_Requirements_
Reproduce the listing below verbatim.

_Dataset excerpts_
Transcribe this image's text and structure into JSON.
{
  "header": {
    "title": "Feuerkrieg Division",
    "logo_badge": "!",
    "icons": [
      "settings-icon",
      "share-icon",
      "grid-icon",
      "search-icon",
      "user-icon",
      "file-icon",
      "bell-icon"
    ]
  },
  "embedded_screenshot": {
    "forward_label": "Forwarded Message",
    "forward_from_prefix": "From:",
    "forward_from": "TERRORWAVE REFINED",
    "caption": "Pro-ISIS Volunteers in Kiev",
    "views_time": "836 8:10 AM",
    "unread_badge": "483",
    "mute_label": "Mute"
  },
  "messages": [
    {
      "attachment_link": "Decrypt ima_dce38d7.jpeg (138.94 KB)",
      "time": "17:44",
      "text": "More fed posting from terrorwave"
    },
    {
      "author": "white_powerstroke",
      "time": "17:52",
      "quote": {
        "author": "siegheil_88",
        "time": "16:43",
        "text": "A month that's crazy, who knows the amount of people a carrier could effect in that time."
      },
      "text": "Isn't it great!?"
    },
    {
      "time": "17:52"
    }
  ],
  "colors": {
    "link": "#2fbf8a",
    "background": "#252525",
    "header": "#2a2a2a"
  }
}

_Worked solution_
Transcribe this image's text and structure into JSON.
{
  "header": {
    "title": "Feuerkrieg Division",
    "logo_badge": "!",
    "icons": [
      "settings-icon",
      "share-icon",
      "grid-icon",
      "search-icon",
      "user-icon",
      "file-icon",
      "bell-icon"
    ]
  },
  "embedded_screenshot": {
    "forward_label": "Forwarded Message",
    "forward_from_prefix": "From:",
    "forward_from": "TERRORWAVE REFINED",
    "caption": "Pro-ISIS Volunteers in Kiev",
    "views_time": "836 8:10 AM",
    "unread_badge": "483",
    "mute_label": "Mute"
  },
  "messages": [
    {
      "attachment_link": "Decrypt ima_dce38d7.jpeg (138.94 KB)",
      "time": "17:44",
      "text": "More fed posting from terrorwave"
    },
    {
      "author": "white_powerstroke",
      "time": "17:52",
      "quote": {
        "author": "siegheil_88",
        "time": "16:43",
        "text": "A month that's crazy, who knows the amount of people a carrier could effect in that time."
      },
      "text": "Isn't it great!?"
    },
    {
      "time": "17:52"
    }
  ],
  "colors": {
    "link": "#2fbf8a",
    "background": "#252525",
    "header": "#2a2a2a"
  }
}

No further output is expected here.